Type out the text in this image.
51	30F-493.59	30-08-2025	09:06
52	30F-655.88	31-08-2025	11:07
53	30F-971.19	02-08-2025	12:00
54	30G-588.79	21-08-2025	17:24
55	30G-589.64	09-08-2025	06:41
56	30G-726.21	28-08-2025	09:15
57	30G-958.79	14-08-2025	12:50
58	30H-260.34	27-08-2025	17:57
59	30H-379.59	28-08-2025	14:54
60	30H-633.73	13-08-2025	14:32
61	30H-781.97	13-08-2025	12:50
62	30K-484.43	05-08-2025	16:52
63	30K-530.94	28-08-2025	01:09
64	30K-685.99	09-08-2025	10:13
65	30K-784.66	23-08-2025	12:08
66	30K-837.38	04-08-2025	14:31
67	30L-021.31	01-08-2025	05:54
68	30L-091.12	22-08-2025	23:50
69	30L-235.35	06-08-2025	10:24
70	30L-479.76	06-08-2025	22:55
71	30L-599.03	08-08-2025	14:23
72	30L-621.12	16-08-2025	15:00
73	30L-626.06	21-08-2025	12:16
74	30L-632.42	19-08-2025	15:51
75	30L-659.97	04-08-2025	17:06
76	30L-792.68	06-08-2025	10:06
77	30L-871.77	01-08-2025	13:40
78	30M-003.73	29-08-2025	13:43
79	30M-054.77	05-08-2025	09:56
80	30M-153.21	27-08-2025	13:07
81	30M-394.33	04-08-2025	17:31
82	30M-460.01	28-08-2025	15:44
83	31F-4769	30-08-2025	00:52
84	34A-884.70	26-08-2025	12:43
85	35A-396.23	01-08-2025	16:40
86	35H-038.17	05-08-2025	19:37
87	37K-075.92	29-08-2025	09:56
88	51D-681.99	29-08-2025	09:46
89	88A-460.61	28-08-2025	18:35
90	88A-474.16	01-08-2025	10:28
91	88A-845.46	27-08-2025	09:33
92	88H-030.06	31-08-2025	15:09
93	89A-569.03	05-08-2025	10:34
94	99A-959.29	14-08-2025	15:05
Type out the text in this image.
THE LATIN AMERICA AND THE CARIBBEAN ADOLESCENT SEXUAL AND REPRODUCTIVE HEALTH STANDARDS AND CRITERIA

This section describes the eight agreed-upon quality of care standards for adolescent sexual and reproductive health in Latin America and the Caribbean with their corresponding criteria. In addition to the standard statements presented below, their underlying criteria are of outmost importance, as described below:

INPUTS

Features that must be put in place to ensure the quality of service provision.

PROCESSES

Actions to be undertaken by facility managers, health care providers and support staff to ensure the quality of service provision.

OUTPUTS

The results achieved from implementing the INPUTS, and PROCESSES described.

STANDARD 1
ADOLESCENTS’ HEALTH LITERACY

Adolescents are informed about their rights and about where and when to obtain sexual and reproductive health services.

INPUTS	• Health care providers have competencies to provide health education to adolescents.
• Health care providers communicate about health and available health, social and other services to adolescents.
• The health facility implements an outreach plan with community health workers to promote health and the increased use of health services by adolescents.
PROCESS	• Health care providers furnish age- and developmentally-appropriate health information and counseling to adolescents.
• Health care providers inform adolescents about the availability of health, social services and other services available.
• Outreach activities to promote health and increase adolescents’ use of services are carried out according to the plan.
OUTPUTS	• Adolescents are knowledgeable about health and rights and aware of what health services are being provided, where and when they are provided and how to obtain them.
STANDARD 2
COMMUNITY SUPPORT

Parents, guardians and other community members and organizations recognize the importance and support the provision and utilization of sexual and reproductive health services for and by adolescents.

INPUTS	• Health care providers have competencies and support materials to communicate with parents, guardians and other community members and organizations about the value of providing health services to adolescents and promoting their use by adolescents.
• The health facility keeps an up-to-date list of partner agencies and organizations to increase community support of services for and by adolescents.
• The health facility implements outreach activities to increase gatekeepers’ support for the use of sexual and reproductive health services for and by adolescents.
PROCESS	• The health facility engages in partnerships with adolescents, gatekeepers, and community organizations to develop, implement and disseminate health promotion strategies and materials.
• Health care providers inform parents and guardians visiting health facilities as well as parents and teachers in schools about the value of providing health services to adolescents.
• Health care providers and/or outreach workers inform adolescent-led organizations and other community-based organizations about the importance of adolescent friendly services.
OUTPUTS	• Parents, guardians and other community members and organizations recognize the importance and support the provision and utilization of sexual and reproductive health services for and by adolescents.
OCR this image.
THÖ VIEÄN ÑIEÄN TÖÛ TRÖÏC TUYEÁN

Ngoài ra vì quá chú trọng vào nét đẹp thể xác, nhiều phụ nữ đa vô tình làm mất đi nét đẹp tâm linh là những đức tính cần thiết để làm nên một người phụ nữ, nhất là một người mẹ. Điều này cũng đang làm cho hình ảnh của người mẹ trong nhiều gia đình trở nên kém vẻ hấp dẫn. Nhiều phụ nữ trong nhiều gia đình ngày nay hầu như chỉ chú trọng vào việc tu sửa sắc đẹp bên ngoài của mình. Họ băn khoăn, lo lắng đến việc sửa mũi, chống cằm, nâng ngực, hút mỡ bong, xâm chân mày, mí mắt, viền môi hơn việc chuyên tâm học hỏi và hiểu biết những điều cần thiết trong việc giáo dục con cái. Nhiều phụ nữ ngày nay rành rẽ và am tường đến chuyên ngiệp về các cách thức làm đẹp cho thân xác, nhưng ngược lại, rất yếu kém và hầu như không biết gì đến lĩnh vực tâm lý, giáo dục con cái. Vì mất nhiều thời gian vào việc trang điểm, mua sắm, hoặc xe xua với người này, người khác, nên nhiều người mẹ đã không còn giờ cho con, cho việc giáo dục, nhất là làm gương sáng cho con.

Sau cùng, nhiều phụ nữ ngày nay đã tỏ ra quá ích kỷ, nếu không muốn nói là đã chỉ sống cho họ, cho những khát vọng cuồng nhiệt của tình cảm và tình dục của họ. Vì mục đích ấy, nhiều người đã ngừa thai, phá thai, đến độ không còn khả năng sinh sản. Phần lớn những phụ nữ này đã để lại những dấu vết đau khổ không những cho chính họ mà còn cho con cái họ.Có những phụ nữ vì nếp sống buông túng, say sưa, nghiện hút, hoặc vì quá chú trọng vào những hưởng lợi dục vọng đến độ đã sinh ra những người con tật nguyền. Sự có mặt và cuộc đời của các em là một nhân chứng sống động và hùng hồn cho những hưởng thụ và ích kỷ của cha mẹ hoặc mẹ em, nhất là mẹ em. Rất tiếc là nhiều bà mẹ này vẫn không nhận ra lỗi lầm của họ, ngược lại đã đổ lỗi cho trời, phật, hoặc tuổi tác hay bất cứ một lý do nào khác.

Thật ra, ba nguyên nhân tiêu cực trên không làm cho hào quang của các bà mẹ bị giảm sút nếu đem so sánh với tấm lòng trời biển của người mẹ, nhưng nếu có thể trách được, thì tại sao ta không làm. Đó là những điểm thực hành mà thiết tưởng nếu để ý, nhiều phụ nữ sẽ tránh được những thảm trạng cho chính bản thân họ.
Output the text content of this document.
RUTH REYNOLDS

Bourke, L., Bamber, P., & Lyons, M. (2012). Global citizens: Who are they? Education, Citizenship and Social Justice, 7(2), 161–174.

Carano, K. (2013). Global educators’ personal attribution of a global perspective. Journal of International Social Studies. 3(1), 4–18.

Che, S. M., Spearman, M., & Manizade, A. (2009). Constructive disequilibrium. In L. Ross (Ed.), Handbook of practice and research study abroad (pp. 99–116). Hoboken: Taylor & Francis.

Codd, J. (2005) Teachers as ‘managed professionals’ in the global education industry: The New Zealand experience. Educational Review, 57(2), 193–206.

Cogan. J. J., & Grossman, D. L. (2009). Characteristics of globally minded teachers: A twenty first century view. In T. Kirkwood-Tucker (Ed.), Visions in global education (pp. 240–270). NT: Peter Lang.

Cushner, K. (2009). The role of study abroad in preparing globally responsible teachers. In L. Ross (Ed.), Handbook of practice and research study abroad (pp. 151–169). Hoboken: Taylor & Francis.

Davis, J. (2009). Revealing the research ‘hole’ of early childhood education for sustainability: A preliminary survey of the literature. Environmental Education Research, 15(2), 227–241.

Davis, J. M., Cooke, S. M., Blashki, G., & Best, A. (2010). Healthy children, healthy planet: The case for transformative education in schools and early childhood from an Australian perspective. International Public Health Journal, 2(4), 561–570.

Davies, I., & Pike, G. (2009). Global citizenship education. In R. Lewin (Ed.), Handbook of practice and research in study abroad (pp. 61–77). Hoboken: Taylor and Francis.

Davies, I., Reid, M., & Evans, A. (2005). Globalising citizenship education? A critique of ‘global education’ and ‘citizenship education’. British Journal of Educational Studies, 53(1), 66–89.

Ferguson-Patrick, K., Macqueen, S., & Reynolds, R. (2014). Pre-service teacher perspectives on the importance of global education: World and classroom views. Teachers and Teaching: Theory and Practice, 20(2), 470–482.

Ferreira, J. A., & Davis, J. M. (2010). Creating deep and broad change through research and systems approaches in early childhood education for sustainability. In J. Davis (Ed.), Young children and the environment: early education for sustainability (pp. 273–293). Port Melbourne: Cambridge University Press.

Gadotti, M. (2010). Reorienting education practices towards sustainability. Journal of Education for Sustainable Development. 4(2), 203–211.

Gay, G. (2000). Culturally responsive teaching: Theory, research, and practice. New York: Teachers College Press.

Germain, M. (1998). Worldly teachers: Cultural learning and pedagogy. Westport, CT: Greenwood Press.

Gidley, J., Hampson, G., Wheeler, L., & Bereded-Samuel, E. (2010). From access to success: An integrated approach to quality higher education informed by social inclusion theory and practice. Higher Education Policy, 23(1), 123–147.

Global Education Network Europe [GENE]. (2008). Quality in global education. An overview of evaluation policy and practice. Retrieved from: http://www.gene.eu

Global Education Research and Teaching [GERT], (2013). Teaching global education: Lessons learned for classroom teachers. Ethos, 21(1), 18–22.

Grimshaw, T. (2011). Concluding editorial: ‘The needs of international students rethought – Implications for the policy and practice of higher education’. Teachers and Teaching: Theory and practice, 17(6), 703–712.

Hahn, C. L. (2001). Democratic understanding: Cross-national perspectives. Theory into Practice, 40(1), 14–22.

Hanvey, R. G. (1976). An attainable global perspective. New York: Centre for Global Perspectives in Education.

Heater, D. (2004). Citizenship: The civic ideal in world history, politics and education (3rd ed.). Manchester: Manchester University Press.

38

Work to complete:
Return every line above in which the string "University" occurs.

Final answer:
Ferreira, J. A., & Davis, J. M. (2010). Creating deep and broad change through research and systems approaches in early childhood education for sustainability. In J. Davis (Ed.), Young children and the environment: early education for sustainability (pp. 273–293). Port Melbourne: Cambridge University Press.
Heater, D. (2004). Citizenship: The civic ideal in world history, politics and education (3rd ed.). Manchester: Manchester University Press.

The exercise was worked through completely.